(Records)
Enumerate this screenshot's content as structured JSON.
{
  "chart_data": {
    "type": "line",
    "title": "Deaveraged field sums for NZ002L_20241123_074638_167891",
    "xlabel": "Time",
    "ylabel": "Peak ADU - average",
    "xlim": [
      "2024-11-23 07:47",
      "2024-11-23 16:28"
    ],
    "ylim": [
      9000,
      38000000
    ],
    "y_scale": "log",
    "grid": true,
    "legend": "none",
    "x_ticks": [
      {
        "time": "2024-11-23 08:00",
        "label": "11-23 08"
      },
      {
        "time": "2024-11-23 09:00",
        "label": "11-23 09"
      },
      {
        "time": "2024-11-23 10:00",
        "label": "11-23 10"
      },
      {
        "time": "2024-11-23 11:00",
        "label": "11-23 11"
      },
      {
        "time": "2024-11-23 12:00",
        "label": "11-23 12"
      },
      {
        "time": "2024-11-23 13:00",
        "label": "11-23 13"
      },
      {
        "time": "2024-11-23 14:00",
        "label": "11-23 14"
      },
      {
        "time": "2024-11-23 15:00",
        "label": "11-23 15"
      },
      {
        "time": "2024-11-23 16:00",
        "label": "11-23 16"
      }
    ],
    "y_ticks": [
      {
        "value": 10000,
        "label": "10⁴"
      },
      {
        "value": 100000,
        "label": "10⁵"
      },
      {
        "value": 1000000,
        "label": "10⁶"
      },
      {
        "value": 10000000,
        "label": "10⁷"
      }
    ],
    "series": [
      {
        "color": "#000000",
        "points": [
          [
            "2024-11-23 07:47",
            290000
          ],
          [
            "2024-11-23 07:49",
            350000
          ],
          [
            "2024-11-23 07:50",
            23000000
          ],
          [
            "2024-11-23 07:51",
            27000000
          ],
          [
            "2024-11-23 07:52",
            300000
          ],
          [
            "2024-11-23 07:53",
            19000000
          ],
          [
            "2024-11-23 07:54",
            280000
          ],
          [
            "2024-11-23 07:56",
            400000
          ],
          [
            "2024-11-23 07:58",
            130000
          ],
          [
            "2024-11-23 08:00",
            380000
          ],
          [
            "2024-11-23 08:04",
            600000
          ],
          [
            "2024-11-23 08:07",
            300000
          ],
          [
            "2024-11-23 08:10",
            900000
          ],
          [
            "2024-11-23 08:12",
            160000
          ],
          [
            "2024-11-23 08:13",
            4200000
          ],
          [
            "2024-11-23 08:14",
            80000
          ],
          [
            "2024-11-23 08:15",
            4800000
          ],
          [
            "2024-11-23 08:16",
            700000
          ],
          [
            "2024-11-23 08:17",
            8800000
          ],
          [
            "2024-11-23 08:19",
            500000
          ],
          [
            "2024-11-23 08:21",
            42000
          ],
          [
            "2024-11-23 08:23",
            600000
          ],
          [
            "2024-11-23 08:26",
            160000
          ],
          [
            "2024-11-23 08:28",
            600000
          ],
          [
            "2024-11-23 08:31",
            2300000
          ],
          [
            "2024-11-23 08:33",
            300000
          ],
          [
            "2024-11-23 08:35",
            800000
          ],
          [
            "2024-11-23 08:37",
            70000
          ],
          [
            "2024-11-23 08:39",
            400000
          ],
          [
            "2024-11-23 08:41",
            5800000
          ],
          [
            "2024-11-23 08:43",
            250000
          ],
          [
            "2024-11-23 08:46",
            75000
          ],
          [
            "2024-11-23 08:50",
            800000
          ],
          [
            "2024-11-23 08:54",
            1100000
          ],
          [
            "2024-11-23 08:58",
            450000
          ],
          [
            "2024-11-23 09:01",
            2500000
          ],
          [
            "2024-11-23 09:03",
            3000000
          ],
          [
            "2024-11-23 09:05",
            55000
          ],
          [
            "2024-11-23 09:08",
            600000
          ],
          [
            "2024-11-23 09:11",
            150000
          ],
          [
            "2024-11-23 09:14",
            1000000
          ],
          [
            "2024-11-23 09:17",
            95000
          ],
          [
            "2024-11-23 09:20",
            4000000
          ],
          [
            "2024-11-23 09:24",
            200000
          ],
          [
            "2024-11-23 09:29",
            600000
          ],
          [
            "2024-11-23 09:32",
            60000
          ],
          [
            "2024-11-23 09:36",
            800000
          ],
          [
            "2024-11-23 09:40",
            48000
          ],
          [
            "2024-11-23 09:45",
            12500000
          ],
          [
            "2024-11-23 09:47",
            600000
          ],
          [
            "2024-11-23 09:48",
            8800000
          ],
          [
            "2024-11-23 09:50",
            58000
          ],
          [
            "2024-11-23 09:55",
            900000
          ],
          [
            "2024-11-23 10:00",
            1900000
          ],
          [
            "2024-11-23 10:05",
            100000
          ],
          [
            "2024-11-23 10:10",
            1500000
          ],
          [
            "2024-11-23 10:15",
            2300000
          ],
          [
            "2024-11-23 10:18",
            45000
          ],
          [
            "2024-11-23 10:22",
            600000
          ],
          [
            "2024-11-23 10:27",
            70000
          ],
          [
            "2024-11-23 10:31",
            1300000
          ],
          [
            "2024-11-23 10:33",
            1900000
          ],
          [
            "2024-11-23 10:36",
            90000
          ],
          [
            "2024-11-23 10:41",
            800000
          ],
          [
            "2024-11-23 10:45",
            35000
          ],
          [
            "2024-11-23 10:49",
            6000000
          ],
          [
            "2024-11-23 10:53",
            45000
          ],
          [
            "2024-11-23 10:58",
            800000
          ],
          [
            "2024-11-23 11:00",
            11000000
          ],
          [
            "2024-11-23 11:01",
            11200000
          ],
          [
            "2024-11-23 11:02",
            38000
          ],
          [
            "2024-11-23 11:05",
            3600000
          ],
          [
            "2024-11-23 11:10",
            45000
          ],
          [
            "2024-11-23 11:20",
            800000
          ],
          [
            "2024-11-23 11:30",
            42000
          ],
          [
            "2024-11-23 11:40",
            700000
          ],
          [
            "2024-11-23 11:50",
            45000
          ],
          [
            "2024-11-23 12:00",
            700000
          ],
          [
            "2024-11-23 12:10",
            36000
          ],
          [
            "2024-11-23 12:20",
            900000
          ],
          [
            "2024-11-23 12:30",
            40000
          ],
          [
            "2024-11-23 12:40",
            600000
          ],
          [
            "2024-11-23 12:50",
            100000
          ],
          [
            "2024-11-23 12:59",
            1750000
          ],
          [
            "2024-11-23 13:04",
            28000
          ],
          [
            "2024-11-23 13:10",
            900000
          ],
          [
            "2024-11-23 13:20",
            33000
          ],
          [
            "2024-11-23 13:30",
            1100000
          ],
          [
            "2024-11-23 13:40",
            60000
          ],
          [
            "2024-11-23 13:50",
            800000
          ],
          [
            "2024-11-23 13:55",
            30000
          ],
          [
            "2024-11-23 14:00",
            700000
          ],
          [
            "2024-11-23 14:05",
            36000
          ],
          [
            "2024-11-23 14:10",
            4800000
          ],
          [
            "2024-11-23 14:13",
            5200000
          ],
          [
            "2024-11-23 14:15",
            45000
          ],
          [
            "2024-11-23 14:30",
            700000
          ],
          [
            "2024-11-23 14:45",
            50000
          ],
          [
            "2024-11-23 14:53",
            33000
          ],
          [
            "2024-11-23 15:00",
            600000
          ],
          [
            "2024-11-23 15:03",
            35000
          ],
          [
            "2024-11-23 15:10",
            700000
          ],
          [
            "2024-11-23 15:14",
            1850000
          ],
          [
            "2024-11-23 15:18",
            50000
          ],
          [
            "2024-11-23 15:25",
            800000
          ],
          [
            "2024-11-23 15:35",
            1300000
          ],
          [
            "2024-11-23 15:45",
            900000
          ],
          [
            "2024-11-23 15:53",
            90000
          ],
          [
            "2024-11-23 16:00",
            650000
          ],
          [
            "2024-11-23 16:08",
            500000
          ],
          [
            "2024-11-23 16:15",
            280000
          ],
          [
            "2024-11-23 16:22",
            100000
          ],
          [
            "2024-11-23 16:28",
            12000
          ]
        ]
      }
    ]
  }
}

• [INSTRUCTIONS FOR THE TASK]
Search the data above for lines holding "value" and copy each of them.

• [TASK ANSWER]
        "value": 10000,
        "value": 100000,
        "value": 1000000,
        "value": 10000000,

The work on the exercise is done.